Objective: Say how many lines contain "hours"; the answer is the number alone.

Recorded data
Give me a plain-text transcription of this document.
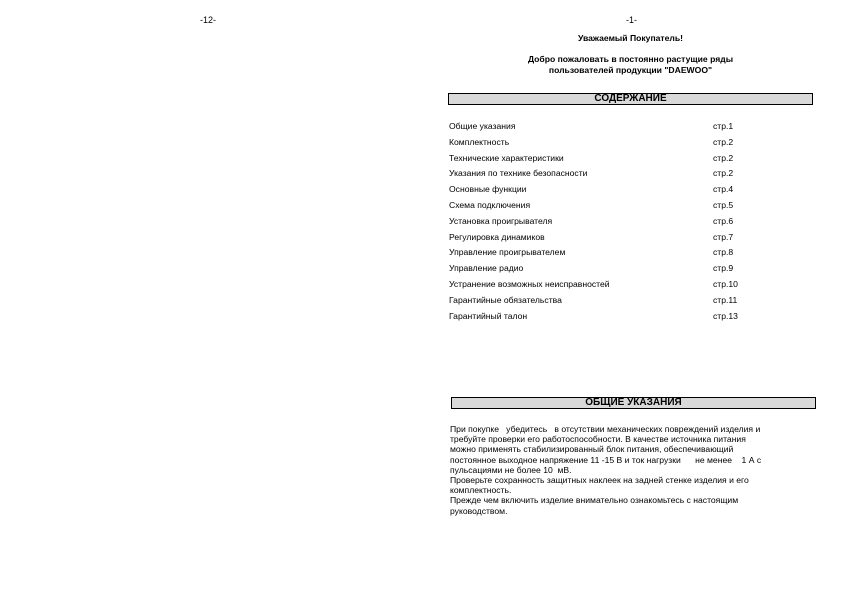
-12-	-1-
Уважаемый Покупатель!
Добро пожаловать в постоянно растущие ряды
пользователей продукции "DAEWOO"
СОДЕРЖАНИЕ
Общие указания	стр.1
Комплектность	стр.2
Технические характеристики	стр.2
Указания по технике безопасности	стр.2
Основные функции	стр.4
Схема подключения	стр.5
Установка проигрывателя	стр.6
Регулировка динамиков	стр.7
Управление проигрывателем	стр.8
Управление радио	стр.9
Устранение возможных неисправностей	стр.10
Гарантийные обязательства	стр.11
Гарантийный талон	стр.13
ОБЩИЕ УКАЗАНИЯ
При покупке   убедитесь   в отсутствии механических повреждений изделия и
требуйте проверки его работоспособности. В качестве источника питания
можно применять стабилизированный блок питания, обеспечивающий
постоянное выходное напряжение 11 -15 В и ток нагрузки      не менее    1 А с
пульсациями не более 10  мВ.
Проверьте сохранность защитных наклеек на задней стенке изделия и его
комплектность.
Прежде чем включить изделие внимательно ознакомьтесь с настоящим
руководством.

...

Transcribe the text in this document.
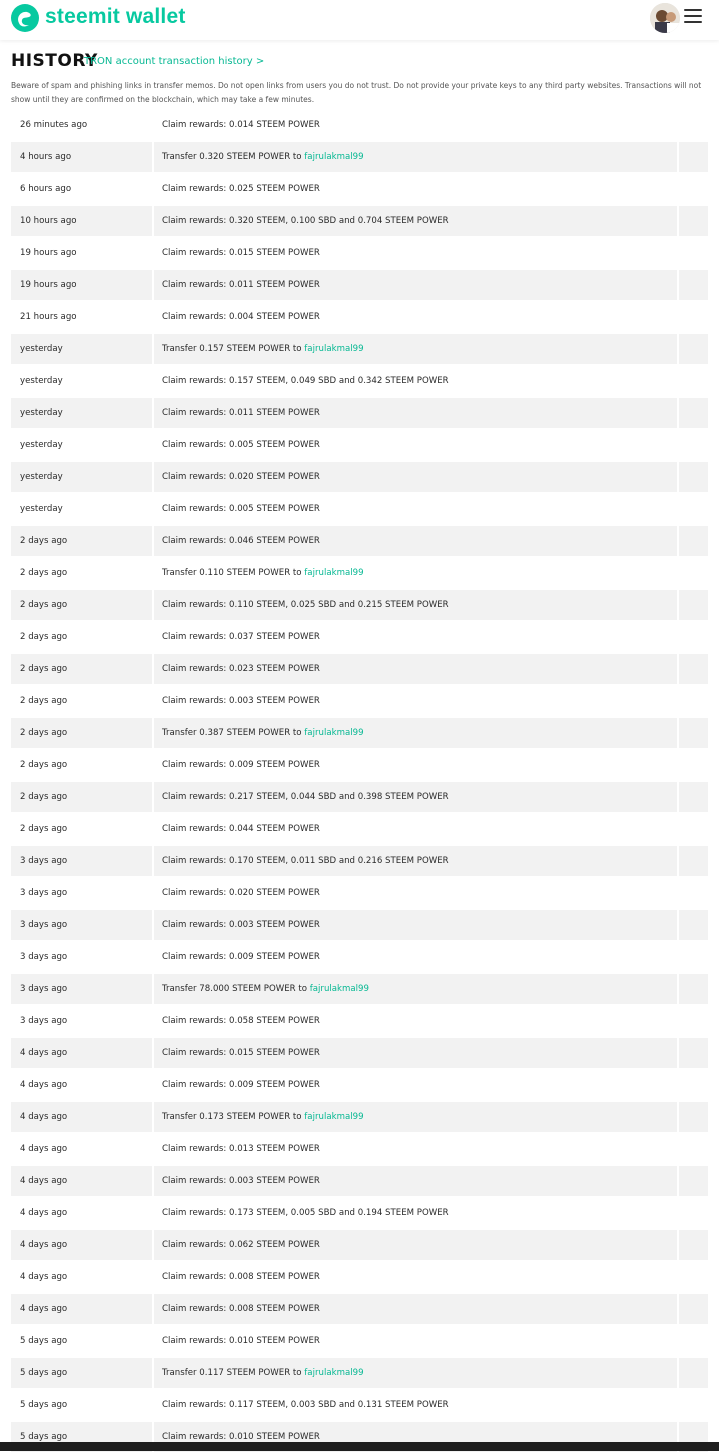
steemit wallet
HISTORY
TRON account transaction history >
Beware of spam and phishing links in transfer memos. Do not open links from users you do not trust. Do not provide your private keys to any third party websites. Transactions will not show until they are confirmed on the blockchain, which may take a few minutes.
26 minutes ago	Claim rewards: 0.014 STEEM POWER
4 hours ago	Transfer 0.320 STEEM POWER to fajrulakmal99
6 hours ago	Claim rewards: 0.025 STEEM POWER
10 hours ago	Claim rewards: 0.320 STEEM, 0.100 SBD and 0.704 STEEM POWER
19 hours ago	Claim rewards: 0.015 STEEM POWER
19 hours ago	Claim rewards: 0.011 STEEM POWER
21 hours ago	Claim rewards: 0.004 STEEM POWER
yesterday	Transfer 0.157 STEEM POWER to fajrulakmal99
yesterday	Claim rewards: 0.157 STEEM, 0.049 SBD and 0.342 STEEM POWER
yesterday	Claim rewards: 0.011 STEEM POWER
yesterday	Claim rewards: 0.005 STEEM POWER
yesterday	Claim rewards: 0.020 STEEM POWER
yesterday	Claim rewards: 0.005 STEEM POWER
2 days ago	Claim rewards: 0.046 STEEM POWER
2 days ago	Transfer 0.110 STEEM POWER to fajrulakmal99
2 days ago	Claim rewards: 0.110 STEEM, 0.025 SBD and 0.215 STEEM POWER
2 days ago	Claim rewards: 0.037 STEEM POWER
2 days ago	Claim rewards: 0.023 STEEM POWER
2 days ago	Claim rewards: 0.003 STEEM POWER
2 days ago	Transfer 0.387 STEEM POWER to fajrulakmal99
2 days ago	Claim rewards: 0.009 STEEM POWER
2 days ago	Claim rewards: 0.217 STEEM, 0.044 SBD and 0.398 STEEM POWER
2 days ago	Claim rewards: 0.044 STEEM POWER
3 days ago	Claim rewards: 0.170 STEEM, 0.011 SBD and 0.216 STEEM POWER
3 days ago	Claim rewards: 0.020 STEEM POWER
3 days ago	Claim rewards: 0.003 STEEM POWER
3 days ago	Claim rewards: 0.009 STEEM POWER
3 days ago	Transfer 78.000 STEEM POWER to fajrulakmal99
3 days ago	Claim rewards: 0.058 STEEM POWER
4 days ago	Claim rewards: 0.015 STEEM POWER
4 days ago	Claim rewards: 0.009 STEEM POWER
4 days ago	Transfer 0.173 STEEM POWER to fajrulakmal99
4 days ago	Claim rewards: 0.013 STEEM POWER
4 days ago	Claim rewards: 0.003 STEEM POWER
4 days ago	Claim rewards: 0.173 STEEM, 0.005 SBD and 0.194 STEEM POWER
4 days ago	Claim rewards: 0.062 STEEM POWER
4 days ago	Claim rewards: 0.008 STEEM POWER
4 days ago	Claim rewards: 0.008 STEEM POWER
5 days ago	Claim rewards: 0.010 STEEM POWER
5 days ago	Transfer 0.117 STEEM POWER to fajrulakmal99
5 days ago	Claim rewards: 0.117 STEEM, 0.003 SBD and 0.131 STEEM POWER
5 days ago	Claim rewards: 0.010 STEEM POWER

==

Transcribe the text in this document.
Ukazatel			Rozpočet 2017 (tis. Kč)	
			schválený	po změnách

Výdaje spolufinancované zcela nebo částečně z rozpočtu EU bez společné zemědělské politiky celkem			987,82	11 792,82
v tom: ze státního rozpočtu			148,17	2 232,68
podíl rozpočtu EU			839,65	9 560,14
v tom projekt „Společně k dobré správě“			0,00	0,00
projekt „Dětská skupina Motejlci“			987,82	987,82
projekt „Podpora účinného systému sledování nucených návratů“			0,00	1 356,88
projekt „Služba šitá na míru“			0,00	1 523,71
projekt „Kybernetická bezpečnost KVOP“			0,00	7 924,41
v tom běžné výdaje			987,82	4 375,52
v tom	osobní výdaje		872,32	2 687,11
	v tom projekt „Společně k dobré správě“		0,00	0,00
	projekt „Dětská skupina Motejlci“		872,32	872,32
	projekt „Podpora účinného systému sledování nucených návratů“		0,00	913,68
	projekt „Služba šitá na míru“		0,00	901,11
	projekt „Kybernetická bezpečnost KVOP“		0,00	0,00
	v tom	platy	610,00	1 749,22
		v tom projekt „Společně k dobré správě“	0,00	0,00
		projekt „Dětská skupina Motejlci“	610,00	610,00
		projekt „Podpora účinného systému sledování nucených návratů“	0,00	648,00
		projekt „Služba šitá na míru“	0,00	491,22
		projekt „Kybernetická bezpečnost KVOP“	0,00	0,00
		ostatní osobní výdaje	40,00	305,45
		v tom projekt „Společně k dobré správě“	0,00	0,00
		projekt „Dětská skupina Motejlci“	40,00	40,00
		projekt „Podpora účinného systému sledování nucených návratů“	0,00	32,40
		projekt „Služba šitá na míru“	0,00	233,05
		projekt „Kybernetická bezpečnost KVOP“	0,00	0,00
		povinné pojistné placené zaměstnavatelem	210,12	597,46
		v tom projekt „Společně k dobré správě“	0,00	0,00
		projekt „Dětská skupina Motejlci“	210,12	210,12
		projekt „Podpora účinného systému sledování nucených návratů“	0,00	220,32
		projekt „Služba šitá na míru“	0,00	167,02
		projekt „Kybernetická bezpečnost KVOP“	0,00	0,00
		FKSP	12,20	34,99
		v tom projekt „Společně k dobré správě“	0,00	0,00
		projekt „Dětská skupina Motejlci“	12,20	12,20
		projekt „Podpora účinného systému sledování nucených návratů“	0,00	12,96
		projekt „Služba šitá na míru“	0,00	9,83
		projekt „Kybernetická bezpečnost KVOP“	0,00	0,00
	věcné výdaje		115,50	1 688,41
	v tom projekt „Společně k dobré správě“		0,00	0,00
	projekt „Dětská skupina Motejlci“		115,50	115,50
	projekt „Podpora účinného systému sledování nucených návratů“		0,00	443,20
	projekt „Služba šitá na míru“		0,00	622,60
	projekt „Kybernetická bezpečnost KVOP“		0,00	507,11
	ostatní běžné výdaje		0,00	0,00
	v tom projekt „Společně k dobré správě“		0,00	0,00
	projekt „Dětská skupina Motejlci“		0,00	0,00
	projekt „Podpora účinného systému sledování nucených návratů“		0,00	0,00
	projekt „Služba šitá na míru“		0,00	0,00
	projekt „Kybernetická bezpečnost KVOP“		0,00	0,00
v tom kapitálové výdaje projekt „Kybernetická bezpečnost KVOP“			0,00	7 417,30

Written solution: 6